## RECORDS FOR THE TASK
%%

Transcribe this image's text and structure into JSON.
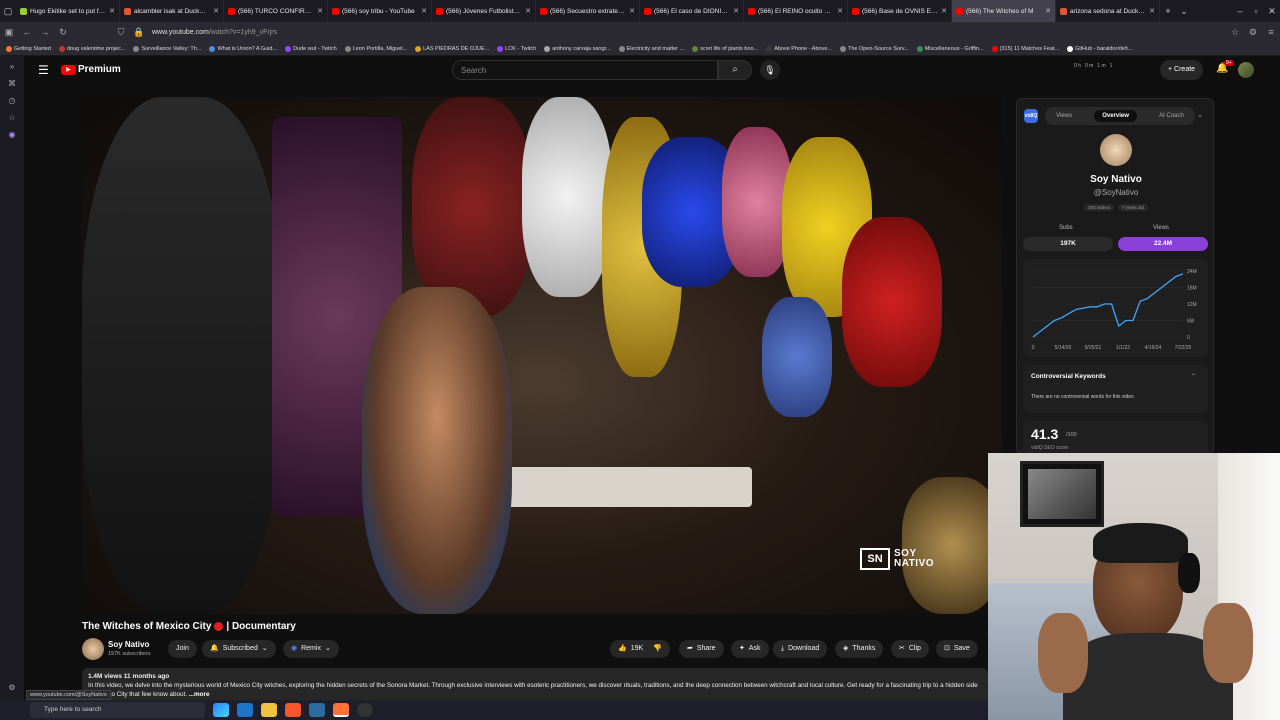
{
  "browser": {
    "tabs": [
      {
        "title": "Hugo Ekitike set to put finis",
        "color": "#9acd32"
      },
      {
        "title": "alcambler isak at DuckDuc",
        "color": "#de5833"
      },
      {
        "title": "(566) TURCO CONFIRMA M",
        "color": "#ff0000"
      },
      {
        "title": "(566) soy tribu - YouTube",
        "color": "#ff0000"
      },
      {
        "title": "(566) Jóvenes Futbolistas M",
        "color": "#ff0000"
      },
      {
        "title": "(566) Secuestro extraterrest",
        "color": "#ff0000"
      },
      {
        "title": "(566) El caso de DIONISIO L",
        "color": "#ff0000"
      },
      {
        "title": "(566) El REINO oculto Bajo",
        "color": "#ff0000"
      },
      {
        "title": "(566) Base de OVNIS El Mi",
        "color": "#ff0000"
      },
      {
        "title": "(566) The Witches of M",
        "color": "#ff0000",
        "active": true
      },
      {
        "title": "arizona sedona at DuckDuc",
        "color": "#de5833"
      }
    ],
    "url_host": "www.youtube.com",
    "url_path": "/watch?v=1yh9_vFrjrs",
    "bookmarks": [
      "Getting Started",
      "doug valentime projec...",
      "Surveillance Valley: Th...",
      "What is Union? A Guid...",
      "Dude wut - Twitch",
      "Leon Portilla, Miguel...",
      "LAS PIEDRAS DE OJUE...",
      "LCK - Twitch",
      "anthony carvaja sangr...",
      "Electricity and matter ...",
      "scret life of plants boo...",
      "Above Phone - Above...",
      "The Open-Source Surv...",
      "Miscellaneous - Griffin...",
      "(315) 11 Matches Feat...",
      "GitHub - baraldor/defi..."
    ],
    "status_url": "www.youtube.com/@SoyNativo"
  },
  "youtube": {
    "logo": "Premium",
    "search_placeholder": "Search",
    "create_label": "Create",
    "notif_count": "9+",
    "ext_stats": [
      "0 h",
      "0 m",
      "1 m",
      "1"
    ]
  },
  "video": {
    "title": "The Witches of Mexico City",
    "title_suffix": "| Documentary",
    "watermark_line1": "SOY",
    "watermark_line2": "NATIVO",
    "channel": "Soy Nativo",
    "subscribers": "197K subscribers",
    "join": "Join",
    "subscribed": "Subscribed",
    "remix": "Remix",
    "likes": "19K",
    "share": "Share",
    "ask": "Ask",
    "download": "Download",
    "thanks": "Thanks",
    "clip": "Clip",
    "save": "Save",
    "views_date": "1.4M views  11 months ago",
    "description": "In this video, we delve into the mysterious world of Mexico City witches, exploring the hidden secrets of the Sonora Market. Through exclusive interviews with esoteric practitioners, we discover rituals, traditions, and the deep connection between witchcraft and local culture. Get ready for a fascinating trip to a hidden side of Mexico City that few know about.",
    "more": "...more"
  },
  "panel": {
    "logo": "vidIQ",
    "tabs": [
      "Views",
      "Overview",
      "AI Coach"
    ],
    "channel_name": "Soy Nativo",
    "channel_handle": "@SoyNativo",
    "chips": [
      "293 videos",
      "7 years old"
    ],
    "subs_label": "Subs",
    "subs_value": "197K",
    "views_label": "Views",
    "views_value": "22.4M",
    "controversial_title": "Controversial Keywords",
    "controversial_text": "There are no controversial words for this video",
    "seo_score": "41.3",
    "seo_max": "/100",
    "seo_label": "vidIQ SEO score"
  },
  "taskbar": {
    "search_placeholder": "Type here to search"
  },
  "chart_data": {
    "type": "line",
    "x": [
      "5/14/20",
      "9/25/21",
      "1/1/23",
      "4/16/24",
      "7/22/25"
    ],
    "x_ticks": [
      "0",
      "5/14/20",
      "9/25/21",
      "1/1/23",
      "4/16/24",
      "7/22/25"
    ],
    "y_ticks": [
      "24M",
      "18M",
      "12M",
      "6M",
      "0"
    ],
    "ylim": [
      0,
      24
    ],
    "color": "#3ea6ff",
    "series": [
      {
        "values": [
          0,
          2,
          4,
          6,
          7,
          8.5,
          10,
          10.5,
          11,
          11,
          12,
          12,
          4,
          6,
          6,
          13,
          14,
          16,
          18,
          20,
          22,
          23
        ]
      }
    ]
  }
}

%%

## EXERCISE
Search the data above for the string "DuckDuc" and copy each line that has it.

## PROBLEM SOLUTION
        "title": "alcambler isak at DuckDuc",
        "title": "arizona sedona at DuckDuc",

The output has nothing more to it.